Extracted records

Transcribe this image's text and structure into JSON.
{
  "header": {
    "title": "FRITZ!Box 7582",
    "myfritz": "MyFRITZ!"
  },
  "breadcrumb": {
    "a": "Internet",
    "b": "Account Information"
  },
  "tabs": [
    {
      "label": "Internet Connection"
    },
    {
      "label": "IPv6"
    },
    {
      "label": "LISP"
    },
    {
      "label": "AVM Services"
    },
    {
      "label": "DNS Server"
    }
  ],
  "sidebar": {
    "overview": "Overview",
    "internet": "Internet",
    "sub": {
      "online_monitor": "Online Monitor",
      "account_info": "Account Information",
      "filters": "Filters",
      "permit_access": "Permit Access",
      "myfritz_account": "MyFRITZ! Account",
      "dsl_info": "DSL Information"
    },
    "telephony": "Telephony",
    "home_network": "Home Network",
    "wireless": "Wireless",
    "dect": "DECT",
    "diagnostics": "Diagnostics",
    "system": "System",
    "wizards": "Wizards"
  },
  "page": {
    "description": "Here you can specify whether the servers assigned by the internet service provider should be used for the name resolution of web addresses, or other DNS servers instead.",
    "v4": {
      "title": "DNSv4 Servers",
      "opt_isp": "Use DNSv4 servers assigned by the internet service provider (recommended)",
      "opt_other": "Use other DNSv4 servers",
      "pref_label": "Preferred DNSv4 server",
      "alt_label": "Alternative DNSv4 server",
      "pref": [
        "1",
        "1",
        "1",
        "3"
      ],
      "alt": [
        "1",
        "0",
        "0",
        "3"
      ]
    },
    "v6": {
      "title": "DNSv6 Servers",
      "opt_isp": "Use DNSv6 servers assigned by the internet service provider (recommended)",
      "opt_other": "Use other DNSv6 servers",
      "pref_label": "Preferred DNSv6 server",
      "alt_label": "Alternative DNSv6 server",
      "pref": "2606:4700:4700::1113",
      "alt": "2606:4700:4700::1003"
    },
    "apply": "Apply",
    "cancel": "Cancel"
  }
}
==
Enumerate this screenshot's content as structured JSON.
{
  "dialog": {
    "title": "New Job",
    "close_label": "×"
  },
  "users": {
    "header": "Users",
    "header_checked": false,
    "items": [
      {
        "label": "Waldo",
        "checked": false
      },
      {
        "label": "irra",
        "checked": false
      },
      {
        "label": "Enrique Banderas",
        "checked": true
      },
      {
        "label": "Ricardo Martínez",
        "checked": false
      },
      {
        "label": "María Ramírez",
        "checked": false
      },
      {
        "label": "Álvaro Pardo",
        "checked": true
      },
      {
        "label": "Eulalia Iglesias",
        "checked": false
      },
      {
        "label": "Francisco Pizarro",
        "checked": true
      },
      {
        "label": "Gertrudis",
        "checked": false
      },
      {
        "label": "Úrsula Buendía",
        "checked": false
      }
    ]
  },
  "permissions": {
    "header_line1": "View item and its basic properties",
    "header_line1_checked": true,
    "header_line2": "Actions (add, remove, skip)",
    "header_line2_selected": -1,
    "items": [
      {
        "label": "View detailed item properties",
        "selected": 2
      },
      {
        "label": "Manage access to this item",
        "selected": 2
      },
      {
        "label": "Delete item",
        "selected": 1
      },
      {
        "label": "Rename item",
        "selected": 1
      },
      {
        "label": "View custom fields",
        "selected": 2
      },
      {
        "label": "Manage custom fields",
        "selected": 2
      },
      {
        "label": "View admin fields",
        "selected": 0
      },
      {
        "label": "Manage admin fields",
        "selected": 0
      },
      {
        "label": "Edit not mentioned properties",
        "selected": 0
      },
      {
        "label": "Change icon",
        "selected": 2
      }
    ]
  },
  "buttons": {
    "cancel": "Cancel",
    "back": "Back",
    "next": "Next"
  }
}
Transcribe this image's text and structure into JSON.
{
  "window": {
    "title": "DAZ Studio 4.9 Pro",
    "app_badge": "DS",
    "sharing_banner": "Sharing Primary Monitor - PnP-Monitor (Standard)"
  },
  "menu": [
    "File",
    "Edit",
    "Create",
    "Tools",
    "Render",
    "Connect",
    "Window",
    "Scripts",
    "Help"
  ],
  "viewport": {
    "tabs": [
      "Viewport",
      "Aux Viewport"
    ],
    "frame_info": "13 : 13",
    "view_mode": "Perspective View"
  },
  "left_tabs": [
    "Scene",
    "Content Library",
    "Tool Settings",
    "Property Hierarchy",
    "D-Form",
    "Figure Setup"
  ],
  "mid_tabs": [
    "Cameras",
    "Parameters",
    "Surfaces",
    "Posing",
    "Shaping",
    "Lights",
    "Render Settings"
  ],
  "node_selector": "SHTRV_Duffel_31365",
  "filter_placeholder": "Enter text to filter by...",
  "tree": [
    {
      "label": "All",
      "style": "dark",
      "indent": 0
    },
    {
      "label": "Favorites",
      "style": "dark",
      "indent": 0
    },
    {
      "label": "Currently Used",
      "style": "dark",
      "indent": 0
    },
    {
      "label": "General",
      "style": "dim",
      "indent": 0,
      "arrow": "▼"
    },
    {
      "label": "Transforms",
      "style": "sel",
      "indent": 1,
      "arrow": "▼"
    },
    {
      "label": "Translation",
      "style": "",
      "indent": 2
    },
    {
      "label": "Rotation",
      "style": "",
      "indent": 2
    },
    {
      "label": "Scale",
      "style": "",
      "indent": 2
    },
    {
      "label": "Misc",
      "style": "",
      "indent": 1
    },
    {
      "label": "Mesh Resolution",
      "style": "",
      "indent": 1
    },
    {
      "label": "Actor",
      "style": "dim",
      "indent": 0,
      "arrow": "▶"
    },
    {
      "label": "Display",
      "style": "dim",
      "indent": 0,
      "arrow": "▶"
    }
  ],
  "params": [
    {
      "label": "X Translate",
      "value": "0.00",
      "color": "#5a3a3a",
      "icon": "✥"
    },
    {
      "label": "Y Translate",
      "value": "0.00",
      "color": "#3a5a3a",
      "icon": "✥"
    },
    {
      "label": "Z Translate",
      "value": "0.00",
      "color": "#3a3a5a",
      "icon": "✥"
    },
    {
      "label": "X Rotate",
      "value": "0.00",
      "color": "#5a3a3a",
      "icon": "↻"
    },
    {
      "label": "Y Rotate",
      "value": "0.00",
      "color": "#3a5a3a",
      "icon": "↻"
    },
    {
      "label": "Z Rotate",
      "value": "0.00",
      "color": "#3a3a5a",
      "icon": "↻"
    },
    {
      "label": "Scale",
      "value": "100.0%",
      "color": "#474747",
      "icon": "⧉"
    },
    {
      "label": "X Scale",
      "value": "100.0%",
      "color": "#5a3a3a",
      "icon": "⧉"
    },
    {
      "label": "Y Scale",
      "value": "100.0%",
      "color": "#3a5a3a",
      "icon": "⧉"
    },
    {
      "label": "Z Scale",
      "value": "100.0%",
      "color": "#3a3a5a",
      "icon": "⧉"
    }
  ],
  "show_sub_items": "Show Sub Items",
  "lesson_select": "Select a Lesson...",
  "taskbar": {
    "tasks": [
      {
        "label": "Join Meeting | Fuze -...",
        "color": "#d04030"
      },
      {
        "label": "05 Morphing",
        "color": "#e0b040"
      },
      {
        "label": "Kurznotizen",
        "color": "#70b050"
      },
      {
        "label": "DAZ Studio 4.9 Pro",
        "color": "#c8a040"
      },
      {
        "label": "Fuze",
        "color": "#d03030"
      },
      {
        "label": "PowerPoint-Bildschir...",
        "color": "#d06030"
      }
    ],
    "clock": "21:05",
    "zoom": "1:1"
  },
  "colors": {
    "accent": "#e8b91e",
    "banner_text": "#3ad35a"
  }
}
...
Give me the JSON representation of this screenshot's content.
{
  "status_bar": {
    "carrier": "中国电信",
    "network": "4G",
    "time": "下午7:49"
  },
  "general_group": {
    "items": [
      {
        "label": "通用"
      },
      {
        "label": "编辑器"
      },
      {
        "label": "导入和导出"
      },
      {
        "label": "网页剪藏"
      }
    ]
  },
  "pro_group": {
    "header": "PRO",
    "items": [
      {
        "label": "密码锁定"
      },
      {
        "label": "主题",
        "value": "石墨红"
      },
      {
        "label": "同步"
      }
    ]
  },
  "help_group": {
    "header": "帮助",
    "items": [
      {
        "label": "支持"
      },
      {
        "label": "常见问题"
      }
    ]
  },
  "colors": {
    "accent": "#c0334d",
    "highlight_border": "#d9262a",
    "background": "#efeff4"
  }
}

**Short task:**
Of the lines in the records, how many contain the word "Manage"? Answer with the number and nothing else.

**Answer to this task:**
3